*Goal*:
Only the pictures are left out: repeat the rest of the entries exactly.

=== Record list ===

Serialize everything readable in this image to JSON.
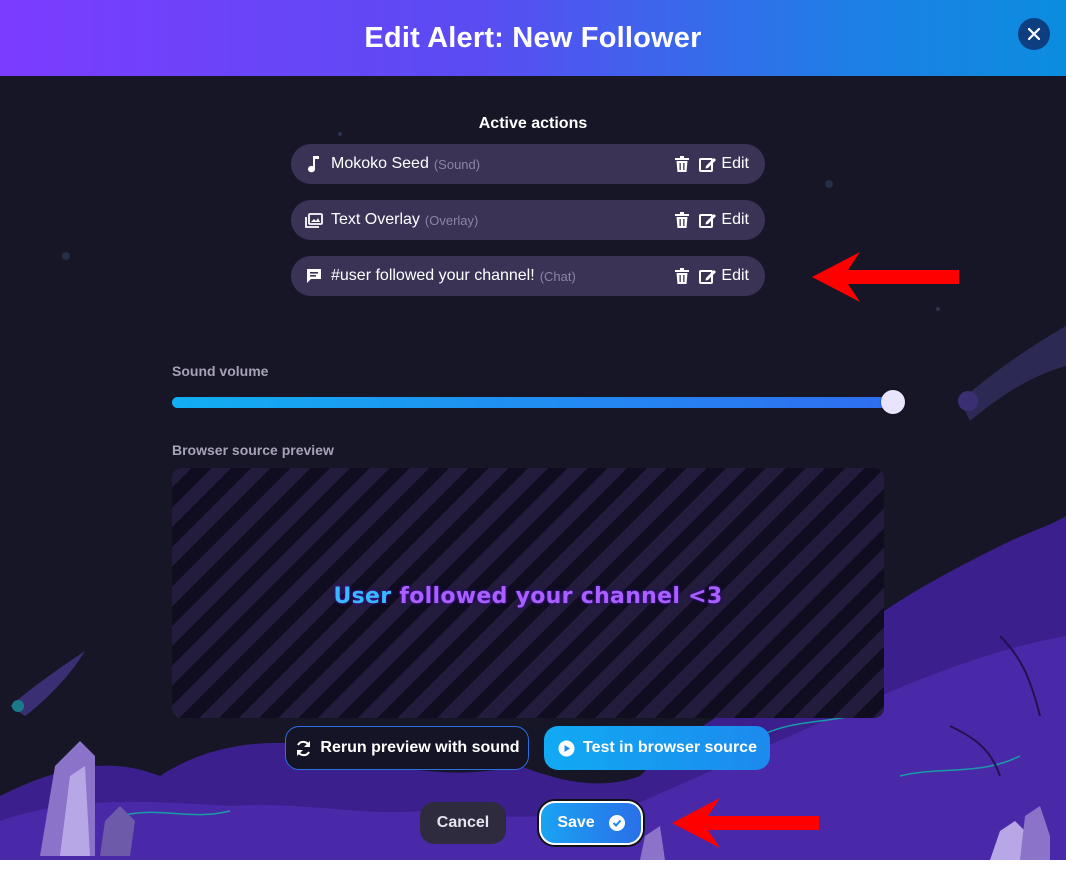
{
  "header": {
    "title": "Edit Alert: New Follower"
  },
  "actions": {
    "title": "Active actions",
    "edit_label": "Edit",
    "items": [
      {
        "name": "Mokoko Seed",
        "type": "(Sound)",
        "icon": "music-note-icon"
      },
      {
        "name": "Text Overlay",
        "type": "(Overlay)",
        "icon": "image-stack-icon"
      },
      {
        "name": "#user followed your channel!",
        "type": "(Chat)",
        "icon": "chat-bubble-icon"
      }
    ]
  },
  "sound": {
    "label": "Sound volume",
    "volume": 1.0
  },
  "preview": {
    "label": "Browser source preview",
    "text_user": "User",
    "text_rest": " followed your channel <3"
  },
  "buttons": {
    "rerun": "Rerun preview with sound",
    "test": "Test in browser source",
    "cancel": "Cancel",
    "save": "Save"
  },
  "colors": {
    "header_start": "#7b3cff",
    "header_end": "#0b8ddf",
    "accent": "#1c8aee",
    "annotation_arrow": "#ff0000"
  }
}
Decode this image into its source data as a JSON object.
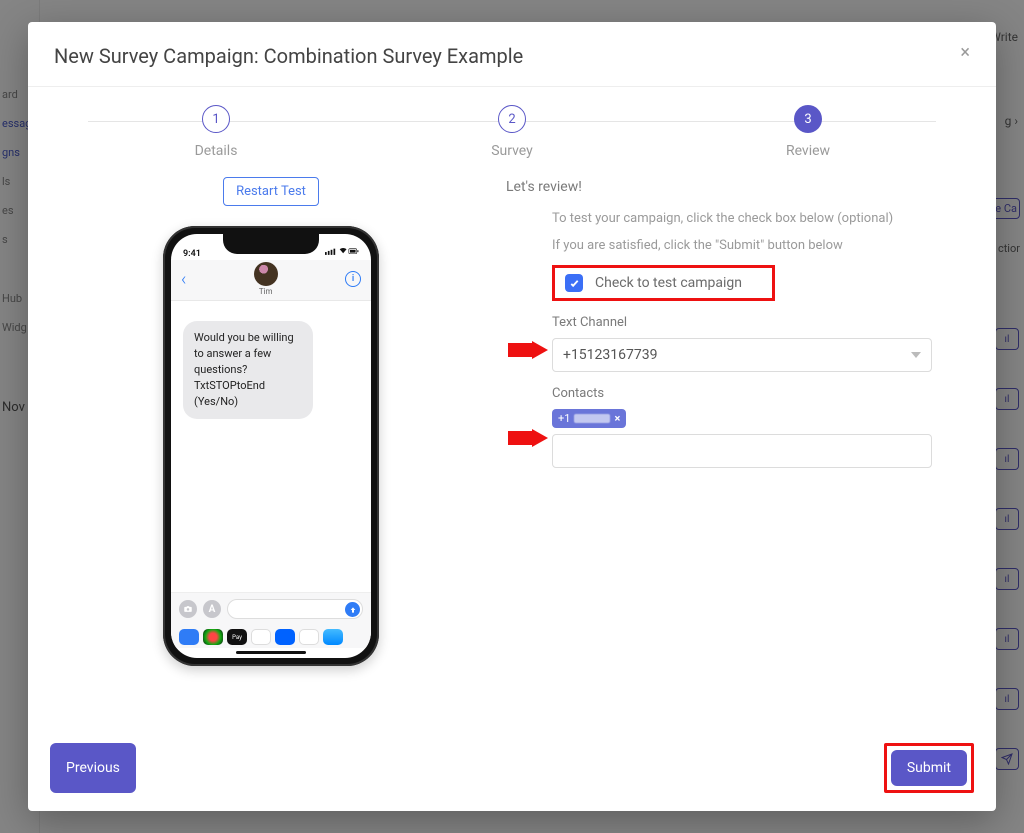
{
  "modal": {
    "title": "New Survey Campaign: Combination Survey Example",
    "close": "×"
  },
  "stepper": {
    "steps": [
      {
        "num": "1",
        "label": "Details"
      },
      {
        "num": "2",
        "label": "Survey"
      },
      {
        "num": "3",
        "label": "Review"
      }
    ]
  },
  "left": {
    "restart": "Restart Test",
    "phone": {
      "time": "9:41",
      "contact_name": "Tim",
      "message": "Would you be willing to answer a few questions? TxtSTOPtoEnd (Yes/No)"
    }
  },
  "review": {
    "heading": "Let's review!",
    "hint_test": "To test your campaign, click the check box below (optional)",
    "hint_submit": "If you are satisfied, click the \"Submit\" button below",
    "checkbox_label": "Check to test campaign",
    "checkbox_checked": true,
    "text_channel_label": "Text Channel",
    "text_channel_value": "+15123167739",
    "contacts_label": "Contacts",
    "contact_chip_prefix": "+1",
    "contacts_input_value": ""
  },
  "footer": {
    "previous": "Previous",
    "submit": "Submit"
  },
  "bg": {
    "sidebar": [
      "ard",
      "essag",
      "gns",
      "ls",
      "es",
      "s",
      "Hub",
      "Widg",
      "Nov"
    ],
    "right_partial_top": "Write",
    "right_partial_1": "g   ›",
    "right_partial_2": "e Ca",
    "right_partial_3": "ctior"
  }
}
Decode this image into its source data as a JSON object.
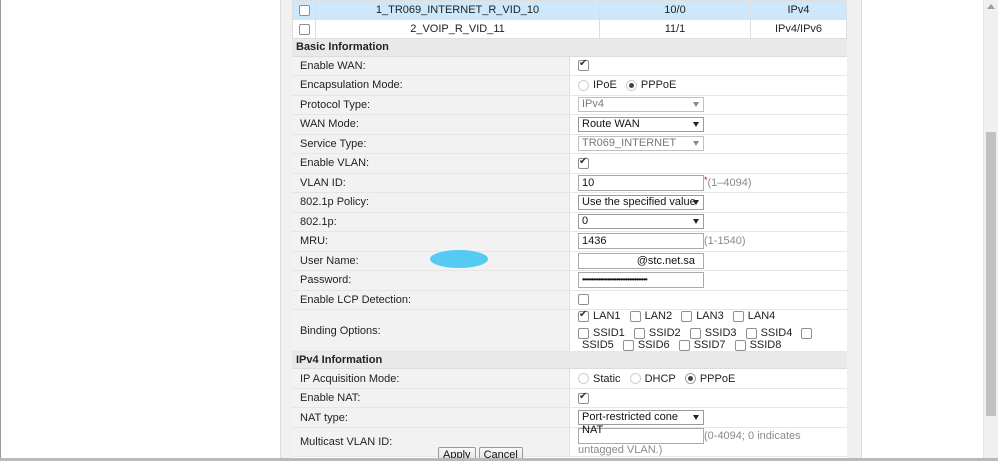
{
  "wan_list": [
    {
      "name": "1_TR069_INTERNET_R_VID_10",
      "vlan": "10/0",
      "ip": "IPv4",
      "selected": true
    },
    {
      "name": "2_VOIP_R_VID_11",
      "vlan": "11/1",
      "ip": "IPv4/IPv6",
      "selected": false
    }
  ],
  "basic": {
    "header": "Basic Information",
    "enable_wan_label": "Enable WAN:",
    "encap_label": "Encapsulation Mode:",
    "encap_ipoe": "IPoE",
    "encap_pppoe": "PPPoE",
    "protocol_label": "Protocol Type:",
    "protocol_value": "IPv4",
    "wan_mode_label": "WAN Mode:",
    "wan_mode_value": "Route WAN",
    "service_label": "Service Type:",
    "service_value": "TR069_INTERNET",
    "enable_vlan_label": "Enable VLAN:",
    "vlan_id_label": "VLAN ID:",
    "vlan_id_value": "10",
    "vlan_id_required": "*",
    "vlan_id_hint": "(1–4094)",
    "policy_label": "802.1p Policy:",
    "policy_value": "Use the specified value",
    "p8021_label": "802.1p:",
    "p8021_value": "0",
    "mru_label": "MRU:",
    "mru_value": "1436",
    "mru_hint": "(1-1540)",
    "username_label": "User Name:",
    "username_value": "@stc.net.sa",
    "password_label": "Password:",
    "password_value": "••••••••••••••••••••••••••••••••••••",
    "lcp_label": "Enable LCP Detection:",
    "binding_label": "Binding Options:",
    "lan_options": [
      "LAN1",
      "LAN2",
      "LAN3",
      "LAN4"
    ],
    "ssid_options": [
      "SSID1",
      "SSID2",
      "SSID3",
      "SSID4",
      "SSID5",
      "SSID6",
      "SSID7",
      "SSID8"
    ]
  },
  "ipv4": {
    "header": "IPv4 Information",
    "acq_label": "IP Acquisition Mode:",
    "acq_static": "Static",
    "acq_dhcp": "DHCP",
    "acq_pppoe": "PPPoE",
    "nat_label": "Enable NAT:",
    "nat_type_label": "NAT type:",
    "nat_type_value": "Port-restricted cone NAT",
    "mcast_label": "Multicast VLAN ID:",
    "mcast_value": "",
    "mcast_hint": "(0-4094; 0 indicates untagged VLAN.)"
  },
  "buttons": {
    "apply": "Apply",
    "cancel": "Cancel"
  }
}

===

*Solution to the problem*:
Serialize everything readable in this image to JSON.
{
  "header": {
    "title": "Edit Alert: New Follower"
  },
  "actions": {
    "title": "Active actions",
    "edit_label": "Edit",
    "items": [
      {
        "name": "Mokoko Seed",
        "type": "(Sound)",
        "icon": "music-note-icon"
      },
      {
        "name": "Text Overlay",
        "type": "(Overlay)",
        "icon": "image-stack-icon"
      },
      {
        "name": "#user followed your channel!",
        "type": "(Chat)",
        "icon": "chat-bubble-icon"
      }
    ]
  },
  "sound": {
    "label": "Sound volume",
    "volume": 1.0
  },
  "preview": {
    "label": "Browser source preview",
    "text_user": "User",
    "text_rest": " followed your channel <3"
  },
  "buttons": {
    "rerun": "Rerun preview with sound",
    "test": "Test in browser source",
    "cancel": "Cancel",
    "save": "Save"
  },
  "colors": {
    "header_start": "#7b3cff",
    "header_end": "#0b8ddf",
    "accent": "#1c8aee",
    "annotation_arrow": "#ff0000"
  }
}
Decode this image into its source data as a JSON object.
{
  "modal": {
    "title": "New Survey Campaign: Combination Survey Example",
    "close": "×"
  },
  "stepper": {
    "steps": [
      {
        "num": "1",
        "label": "Details"
      },
      {
        "num": "2",
        "label": "Survey"
      },
      {
        "num": "3",
        "label": "Review"
      }
    ]
  },
  "left": {
    "restart": "Restart Test",
    "phone": {
      "time": "9:41",
      "contact_name": "Tim",
      "message": "Would you be willing to answer a few questions? TxtSTOPtoEnd (Yes/No)"
    }
  },
  "review": {
    "heading": "Let's review!",
    "hint_test": "To test your campaign, click the check box below (optional)",
    "hint_submit": "If you are satisfied, click the \"Submit\" button below",
    "checkbox_label": "Check to test campaign",
    "checkbox_checked": true,
    "text_channel_label": "Text Channel",
    "text_channel_value": "+15123167739",
    "contacts_label": "Contacts",
    "contact_chip_prefix": "+1",
    "contacts_input_value": ""
  },
  "footer": {
    "previous": "Previous",
    "submit": "Submit"
  },
  "bg": {
    "sidebar": [
      "ard",
      "essag",
      "gns",
      "ls",
      "es",
      "s",
      "Hub",
      "Widg",
      "Nov"
    ],
    "right_partial_top": "Write",
    "right_partial_1": "g   ›",
    "right_partial_2": "e Ca",
    "right_partial_3": "ctior"
  }
}
Decode this image into its source data as a JSON object.
{
  "wan_list": [
    {
      "name": "1_TR069_INTERNET_R_VID_10",
      "vlan": "10/0",
      "ip": "IPv4",
      "selected": true
    },
    {
      "name": "2_VOIP_R_VID_11",
      "vlan": "11/1",
      "ip": "IPv4/IPv6",
      "selected": false
    }
  ],
  "basic": {
    "header": "Basic Information",
    "enable_wan_label": "Enable WAN:",
    "encap_label": "Encapsulation Mode:",
    "encap_ipoe": "IPoE",
    "encap_pppoe": "PPPoE",
    "protocol_label": "Protocol Type:",
    "protocol_value": "IPv4",
    "wan_mode_label": "WAN Mode:",
    "wan_mode_value": "Route WAN",
    "service_label": "Service Type:",
    "service_value": "TR069_INTERNET",
    "enable_vlan_label": "Enable VLAN:",
    "vlan_id_label": "VLAN ID:",
    "vlan_id_value": "10",
    "vlan_id_required": "*",
    "vlan_id_hint": "(1–4094)",
    "policy_label": "802.1p Policy:",
    "policy_value": "Use the specified value",
    "p8021_label": "802.1p:",
    "p8021_value": "0",
    "mru_label": "MRU:",
    "mru_value": "1436",
    "mru_hint": "(1-1540)",
    "username_label": "User Name:",
    "username_value": "@stc.net.sa",
    "password_label": "Password:",
    "password_value": "••••••••••••••••••••••••••••••••••••",
    "lcp_label": "Enable LCP Detection:",
    "binding_label": "Binding Options:",
    "lan_options": [
      "LAN1",
      "LAN2",
      "LAN3",
      "LAN4"
    ],
    "ssid_options": [
      "SSID1",
      "SSID2",
      "SSID3",
      "SSID4",
      "SSID5",
      "SSID6",
      "SSID7",
      "SSID8"
    ]
  },
  "ipv4": {
    "header": "IPv4 Information",
    "acq_label": "IP Acquisition Mode:",
    "acq_static": "Static",
    "acq_dhcp": "DHCP",
    "acq_pppoe": "PPPoE",
    "nat_label": "Enable NAT:",
    "nat_type_label": "NAT type:",
    "nat_type_value": "Port-restricted cone NAT",
    "mcast_label": "Multicast VLAN ID:",
    "mcast_value": "",
    "mcast_hint": "(0-4094; 0 indicates untagged VLAN.)"
  },
  "buttons": {
    "apply": "Apply",
    "cancel": "Cancel"
  }
}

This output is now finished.